Requirement: Search the records below for the word "bottom". Pull out each line that has it.

— begin Dataset rows —

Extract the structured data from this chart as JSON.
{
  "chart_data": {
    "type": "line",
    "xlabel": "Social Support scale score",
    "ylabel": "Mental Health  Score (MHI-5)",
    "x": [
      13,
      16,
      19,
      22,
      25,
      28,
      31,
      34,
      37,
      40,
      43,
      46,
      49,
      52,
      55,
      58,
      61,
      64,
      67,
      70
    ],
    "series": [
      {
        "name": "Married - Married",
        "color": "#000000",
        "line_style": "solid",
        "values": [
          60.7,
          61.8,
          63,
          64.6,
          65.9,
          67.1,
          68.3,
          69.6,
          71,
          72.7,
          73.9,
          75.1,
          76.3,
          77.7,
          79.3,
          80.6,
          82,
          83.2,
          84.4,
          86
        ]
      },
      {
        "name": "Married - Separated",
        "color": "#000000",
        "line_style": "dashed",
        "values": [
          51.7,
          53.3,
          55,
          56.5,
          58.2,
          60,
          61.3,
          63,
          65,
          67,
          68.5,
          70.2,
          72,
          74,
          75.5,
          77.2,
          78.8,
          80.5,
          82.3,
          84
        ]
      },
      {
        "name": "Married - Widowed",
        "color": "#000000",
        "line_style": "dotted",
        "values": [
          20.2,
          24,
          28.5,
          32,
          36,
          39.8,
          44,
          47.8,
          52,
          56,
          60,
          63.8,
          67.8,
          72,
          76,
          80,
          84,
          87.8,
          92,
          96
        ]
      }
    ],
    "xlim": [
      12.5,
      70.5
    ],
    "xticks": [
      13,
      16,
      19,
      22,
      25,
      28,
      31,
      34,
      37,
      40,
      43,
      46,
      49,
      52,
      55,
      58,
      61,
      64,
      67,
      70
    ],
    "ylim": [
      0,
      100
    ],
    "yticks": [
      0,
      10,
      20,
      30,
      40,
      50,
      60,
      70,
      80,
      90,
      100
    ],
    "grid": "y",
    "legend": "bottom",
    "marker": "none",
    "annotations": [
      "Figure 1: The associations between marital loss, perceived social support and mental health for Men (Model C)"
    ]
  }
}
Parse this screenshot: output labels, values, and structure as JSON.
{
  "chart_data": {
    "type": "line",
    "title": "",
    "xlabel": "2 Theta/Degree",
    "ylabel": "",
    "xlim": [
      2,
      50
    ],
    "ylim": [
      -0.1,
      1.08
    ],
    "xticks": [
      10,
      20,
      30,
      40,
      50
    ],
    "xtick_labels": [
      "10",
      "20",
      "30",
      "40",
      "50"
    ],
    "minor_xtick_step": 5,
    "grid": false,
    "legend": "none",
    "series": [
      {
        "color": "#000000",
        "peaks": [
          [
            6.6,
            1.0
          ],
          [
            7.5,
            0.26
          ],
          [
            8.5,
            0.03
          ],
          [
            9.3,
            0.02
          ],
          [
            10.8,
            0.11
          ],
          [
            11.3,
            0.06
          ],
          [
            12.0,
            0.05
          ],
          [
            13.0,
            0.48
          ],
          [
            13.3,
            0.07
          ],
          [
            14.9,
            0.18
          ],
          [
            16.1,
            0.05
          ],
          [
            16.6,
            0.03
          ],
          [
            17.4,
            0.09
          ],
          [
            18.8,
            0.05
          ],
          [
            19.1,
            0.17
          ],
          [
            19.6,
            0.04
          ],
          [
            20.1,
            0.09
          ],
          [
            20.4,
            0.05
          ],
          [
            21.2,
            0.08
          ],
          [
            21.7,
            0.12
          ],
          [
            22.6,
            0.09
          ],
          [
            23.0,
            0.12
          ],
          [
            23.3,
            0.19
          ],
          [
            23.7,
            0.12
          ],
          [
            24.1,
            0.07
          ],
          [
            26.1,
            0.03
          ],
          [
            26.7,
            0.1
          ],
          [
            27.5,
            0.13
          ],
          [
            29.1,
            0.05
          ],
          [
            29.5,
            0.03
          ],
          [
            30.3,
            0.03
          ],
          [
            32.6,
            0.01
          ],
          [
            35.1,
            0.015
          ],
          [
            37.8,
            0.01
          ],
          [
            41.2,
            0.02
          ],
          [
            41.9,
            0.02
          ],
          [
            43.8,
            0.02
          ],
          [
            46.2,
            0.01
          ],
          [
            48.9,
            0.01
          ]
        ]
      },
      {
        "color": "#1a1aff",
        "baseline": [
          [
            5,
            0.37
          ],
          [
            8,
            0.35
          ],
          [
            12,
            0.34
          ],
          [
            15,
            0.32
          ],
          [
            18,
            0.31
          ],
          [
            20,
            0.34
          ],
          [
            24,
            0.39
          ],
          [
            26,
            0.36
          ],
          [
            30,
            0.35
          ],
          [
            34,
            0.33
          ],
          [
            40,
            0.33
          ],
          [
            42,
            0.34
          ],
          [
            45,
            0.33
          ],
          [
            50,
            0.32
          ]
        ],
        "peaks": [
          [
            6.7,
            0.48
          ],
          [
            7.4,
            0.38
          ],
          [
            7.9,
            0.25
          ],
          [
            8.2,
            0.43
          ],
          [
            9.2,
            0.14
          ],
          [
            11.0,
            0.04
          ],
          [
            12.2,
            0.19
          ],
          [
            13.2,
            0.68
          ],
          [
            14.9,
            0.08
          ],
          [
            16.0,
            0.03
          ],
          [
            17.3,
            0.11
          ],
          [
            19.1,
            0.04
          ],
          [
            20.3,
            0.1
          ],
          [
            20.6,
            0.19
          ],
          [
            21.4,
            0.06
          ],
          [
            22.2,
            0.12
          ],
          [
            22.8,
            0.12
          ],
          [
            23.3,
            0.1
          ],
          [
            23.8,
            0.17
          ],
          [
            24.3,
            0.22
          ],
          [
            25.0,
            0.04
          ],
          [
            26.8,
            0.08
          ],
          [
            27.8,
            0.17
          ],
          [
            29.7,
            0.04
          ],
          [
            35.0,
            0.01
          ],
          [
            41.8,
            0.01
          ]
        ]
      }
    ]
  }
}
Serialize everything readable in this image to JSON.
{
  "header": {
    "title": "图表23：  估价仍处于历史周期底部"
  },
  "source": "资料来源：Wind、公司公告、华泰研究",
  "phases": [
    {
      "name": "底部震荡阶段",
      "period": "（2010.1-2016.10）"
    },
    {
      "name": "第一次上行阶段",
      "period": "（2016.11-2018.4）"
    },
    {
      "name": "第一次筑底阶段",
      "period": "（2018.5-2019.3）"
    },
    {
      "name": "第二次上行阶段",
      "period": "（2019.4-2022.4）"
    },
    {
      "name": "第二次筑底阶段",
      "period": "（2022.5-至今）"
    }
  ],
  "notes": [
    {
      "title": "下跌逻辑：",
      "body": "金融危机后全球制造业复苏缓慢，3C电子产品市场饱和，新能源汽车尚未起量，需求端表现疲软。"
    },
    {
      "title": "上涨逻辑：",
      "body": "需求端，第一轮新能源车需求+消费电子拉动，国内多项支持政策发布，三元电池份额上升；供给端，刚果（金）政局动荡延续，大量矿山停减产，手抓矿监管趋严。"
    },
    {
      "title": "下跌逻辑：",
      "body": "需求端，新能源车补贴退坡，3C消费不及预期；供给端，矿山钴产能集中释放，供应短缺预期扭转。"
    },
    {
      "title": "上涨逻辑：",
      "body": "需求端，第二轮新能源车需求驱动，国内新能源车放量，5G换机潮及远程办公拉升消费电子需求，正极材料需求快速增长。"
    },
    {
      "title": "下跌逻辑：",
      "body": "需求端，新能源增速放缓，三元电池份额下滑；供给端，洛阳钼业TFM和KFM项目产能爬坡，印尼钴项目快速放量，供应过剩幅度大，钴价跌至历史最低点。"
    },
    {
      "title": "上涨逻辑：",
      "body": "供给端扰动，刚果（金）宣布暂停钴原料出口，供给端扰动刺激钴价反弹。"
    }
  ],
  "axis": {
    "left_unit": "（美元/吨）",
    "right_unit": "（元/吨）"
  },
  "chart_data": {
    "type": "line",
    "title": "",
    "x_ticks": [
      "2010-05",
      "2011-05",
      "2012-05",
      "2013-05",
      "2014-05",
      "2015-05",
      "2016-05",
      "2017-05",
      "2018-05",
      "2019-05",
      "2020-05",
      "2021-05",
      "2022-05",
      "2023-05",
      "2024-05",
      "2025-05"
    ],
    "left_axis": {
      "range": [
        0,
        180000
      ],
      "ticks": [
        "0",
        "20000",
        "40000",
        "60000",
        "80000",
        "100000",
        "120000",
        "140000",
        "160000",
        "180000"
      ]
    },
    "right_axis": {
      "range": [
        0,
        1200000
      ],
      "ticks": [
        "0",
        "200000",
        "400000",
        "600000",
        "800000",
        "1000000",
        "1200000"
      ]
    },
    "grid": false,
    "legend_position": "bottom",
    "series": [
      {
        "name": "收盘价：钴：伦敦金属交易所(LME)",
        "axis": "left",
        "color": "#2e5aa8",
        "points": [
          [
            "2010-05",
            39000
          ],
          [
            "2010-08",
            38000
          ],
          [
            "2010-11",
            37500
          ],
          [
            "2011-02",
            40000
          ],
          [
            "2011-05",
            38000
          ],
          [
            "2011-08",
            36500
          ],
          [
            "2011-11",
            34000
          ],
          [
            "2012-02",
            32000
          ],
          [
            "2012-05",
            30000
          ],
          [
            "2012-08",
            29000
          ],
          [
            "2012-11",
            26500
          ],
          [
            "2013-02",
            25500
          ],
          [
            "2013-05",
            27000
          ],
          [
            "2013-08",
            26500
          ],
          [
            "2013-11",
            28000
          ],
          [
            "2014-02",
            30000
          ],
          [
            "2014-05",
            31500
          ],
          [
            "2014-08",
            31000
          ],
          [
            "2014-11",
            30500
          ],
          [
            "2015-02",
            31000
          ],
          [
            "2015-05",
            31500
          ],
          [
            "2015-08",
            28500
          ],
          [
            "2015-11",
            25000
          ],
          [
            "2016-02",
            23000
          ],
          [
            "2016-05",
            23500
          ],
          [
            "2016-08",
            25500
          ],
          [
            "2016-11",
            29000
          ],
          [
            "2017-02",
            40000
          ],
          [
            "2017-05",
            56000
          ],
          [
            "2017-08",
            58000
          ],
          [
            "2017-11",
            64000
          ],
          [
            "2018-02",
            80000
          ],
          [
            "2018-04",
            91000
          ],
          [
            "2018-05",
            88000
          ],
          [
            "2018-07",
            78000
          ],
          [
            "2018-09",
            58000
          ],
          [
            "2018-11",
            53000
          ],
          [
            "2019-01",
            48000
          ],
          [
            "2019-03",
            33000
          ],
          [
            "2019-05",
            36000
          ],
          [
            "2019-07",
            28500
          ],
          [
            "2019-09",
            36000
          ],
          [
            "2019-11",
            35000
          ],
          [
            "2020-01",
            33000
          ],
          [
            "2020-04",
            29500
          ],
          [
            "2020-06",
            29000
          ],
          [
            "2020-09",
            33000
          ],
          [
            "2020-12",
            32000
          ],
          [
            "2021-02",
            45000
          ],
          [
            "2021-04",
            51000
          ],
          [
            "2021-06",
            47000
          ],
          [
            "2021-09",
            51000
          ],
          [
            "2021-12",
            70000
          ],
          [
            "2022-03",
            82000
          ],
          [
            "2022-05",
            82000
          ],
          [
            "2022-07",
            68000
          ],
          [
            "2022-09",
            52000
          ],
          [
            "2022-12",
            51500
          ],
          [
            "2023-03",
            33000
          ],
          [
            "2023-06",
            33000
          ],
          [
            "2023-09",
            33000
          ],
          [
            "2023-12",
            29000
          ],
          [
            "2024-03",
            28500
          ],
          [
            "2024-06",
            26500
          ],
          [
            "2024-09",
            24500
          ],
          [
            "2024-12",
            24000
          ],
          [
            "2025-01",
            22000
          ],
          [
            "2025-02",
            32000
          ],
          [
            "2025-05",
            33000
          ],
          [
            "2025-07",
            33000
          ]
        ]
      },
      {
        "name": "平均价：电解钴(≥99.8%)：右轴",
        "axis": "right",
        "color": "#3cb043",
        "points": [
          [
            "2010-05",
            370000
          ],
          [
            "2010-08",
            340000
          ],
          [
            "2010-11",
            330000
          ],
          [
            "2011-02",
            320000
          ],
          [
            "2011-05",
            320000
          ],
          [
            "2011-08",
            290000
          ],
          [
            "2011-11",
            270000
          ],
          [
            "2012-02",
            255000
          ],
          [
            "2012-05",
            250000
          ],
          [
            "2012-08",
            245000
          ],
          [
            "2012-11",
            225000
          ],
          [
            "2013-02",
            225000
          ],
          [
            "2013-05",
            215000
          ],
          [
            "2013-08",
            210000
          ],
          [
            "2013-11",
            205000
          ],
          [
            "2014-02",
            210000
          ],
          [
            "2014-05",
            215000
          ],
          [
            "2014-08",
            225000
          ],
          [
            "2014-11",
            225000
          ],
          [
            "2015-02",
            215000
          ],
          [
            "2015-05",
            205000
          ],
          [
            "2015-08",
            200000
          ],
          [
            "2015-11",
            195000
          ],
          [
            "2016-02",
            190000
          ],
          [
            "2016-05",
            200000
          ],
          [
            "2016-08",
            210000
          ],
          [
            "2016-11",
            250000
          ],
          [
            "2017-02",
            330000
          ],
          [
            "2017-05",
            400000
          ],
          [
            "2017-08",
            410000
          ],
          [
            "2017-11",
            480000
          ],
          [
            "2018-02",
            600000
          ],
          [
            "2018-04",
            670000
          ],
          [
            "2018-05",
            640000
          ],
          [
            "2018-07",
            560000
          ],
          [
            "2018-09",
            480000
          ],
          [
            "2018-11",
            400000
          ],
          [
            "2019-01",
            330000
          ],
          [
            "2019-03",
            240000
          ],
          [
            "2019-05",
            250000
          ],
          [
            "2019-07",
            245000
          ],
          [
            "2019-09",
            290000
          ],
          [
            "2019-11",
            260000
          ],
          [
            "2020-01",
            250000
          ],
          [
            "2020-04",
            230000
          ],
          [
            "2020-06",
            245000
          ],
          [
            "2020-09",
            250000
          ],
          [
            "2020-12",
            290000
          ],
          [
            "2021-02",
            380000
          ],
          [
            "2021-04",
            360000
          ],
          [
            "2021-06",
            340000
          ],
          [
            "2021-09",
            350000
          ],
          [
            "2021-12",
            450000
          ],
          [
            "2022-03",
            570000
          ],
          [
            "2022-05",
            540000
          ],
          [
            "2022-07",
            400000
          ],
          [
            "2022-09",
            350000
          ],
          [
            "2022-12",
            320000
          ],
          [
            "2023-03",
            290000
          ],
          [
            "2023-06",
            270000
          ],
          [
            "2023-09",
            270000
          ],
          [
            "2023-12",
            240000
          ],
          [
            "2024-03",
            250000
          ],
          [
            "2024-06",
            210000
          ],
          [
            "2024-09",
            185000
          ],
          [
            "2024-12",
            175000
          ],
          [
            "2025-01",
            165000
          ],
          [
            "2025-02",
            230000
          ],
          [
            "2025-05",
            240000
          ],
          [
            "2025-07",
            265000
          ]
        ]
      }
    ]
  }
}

— end Dataset rows —

Solution below:
    "legend": "bottom",
    "legend_position": "bottom",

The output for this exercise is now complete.